## [SET PROBLEM]
Locate the string "placental" in the records below. Copy every line where it occurs.

Collected data:
-*-*-
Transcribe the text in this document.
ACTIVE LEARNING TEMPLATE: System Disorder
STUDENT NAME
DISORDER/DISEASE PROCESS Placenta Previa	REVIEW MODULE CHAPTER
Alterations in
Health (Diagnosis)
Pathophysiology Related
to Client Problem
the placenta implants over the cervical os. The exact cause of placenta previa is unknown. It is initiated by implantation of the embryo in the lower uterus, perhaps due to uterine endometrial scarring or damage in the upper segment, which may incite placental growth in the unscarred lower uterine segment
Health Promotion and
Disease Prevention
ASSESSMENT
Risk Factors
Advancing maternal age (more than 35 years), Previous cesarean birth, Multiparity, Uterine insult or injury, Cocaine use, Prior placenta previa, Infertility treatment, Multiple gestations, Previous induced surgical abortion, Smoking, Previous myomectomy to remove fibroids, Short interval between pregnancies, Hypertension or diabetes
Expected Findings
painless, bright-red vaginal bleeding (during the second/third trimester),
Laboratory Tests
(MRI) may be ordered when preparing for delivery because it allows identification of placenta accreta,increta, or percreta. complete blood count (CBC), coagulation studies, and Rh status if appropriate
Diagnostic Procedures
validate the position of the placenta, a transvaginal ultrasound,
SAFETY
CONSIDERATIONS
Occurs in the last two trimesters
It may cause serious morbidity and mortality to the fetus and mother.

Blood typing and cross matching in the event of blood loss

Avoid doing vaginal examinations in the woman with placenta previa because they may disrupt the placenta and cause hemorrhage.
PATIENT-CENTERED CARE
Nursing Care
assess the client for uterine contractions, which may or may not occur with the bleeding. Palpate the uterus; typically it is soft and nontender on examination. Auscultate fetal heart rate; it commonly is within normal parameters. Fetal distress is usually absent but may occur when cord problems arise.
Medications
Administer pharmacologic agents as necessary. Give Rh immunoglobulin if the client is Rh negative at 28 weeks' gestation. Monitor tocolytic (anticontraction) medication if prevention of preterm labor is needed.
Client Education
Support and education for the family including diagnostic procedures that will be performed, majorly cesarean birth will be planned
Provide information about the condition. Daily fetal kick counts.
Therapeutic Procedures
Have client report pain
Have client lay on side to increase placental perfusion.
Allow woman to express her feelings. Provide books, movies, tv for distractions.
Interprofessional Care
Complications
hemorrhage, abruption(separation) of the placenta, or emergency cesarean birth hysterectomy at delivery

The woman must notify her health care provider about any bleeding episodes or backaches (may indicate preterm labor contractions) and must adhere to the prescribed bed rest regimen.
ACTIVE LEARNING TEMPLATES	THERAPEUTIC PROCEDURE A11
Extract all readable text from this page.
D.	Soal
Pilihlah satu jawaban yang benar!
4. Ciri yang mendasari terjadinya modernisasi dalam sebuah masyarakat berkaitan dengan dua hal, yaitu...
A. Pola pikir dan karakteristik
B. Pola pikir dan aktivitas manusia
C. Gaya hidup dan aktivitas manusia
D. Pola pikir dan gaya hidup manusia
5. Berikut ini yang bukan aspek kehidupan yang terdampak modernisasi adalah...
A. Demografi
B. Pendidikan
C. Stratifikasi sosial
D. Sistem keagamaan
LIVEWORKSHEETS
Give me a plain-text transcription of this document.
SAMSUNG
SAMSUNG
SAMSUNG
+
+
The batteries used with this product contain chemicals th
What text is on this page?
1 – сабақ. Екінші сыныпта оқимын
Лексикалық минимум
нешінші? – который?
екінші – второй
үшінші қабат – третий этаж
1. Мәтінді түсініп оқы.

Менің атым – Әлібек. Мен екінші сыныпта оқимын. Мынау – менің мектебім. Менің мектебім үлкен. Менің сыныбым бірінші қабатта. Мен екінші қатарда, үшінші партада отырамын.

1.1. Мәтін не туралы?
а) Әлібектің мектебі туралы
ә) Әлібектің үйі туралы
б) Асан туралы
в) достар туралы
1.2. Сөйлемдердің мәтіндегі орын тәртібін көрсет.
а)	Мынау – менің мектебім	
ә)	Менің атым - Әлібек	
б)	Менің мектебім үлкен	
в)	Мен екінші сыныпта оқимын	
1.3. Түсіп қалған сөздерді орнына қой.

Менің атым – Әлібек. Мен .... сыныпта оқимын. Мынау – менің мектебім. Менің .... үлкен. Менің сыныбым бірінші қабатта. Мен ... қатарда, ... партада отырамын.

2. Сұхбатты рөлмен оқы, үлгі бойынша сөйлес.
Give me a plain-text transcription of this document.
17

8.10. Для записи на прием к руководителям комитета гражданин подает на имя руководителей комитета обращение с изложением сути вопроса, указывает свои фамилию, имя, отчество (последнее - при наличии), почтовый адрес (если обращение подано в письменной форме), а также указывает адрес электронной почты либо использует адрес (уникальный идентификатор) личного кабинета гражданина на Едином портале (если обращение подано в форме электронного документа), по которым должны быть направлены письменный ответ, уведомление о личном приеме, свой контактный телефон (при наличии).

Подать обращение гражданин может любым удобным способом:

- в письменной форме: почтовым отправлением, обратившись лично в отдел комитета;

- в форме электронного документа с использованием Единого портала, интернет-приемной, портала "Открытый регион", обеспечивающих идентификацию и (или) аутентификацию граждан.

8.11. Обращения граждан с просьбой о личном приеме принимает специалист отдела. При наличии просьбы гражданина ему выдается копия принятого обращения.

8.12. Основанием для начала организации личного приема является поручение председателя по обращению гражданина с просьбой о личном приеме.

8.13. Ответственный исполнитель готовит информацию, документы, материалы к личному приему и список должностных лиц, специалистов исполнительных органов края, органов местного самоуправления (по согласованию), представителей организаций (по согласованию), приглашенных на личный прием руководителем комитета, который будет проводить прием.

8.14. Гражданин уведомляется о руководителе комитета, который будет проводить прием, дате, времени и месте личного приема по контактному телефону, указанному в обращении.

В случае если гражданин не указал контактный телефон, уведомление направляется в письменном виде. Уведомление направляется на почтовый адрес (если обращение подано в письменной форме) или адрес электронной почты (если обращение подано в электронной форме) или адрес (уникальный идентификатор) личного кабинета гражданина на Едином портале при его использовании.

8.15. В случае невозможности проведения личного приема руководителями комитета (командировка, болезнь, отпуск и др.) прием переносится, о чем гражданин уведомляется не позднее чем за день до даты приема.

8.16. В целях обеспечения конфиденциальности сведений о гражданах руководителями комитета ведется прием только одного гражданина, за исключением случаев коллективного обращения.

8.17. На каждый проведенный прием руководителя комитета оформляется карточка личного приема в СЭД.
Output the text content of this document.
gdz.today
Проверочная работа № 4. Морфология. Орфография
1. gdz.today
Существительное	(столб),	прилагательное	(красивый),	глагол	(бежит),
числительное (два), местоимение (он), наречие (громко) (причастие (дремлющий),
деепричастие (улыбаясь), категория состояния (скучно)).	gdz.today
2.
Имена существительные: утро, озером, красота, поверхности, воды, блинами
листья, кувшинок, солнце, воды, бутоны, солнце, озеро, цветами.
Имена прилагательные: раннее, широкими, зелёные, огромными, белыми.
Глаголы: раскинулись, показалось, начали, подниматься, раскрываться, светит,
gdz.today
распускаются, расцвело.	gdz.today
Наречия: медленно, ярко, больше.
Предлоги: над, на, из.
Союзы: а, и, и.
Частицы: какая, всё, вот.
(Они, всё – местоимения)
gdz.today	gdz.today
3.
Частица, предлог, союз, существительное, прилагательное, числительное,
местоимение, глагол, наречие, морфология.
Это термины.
-*-*-
## [ANSWER TO THE EXERCISE]
the placenta implants over the cervical os. The exact cause of placenta previa is unknown. It is initiated by implantation of the embryo in the lower uterus, perhaps due to uterine endometrial scarring or damage in the upper segment, which may incite placental growth in the unscarred lower uterine segment
Have client lay on side to increase placental perfusion.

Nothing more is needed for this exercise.